WHAT YOU WILL DO ->
Search the material for the string "JSON" and copy each line where it occurs.

RECORDS PROVIDED ->

%%

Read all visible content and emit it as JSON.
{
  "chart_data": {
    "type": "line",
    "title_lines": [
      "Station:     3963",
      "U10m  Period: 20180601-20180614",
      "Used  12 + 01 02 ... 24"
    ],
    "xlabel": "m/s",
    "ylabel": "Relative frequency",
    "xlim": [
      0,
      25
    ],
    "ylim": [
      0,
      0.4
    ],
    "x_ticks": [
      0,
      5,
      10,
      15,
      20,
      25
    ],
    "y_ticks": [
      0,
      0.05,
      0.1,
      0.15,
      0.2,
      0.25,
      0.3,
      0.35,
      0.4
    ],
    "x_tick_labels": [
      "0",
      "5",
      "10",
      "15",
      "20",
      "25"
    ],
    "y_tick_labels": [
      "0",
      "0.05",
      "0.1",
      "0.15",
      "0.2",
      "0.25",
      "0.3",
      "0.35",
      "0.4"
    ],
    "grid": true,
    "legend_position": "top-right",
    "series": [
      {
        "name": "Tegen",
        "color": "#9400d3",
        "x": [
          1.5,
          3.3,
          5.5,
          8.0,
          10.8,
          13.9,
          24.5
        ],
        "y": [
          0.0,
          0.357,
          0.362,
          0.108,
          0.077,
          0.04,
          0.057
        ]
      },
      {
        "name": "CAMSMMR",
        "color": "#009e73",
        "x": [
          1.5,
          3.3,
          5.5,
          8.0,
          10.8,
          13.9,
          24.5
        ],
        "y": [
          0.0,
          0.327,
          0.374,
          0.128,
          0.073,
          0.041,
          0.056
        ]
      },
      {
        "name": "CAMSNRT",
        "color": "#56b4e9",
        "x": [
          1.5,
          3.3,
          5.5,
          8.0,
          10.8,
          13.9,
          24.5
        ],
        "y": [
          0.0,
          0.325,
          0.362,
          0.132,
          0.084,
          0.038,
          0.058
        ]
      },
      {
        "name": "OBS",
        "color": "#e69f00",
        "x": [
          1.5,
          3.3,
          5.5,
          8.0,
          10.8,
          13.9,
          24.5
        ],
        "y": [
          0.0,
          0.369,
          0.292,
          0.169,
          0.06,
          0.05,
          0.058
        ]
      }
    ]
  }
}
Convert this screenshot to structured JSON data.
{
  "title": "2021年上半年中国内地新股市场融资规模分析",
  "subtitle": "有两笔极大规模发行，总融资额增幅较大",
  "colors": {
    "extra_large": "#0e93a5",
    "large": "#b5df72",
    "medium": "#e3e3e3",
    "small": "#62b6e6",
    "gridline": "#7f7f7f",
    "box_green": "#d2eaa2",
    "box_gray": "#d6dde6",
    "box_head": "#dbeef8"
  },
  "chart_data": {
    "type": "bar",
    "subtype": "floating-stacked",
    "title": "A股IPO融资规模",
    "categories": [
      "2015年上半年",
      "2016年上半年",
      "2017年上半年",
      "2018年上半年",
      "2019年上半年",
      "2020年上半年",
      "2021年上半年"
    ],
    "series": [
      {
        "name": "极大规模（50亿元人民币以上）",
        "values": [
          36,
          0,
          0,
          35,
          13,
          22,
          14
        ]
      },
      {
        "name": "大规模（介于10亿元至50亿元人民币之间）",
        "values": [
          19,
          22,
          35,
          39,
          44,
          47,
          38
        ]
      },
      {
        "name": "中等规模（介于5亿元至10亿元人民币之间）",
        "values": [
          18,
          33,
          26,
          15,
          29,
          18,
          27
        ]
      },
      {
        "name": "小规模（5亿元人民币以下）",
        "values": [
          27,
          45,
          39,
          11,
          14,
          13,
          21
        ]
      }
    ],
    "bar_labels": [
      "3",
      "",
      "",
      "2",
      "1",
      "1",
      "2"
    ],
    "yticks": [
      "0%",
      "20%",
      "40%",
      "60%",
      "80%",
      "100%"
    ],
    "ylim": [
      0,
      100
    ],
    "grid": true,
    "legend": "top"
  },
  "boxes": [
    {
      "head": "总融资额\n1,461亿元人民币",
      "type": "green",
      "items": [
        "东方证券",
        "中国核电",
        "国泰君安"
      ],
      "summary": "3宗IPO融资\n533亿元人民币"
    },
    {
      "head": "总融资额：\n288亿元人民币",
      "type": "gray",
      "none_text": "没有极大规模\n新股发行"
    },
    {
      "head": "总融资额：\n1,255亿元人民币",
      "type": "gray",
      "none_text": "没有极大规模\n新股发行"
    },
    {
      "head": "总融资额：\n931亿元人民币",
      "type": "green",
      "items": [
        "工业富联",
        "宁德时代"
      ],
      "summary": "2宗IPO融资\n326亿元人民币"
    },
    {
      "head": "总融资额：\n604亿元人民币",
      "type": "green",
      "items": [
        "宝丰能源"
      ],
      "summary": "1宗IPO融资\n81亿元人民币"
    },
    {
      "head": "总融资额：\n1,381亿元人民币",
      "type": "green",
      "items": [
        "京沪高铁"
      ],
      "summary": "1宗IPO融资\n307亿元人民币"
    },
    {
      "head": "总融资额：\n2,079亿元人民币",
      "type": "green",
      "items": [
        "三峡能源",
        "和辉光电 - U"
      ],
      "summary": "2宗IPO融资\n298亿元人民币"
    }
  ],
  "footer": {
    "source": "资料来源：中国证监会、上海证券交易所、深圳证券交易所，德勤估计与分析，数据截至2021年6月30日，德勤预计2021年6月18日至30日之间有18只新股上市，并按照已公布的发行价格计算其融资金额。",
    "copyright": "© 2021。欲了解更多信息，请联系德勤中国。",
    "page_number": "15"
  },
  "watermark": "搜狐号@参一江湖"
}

%%

COMPLETE OUTPUT ->
Read all visible content and emit it as JSON.
Convert this screenshot to structured JSON data.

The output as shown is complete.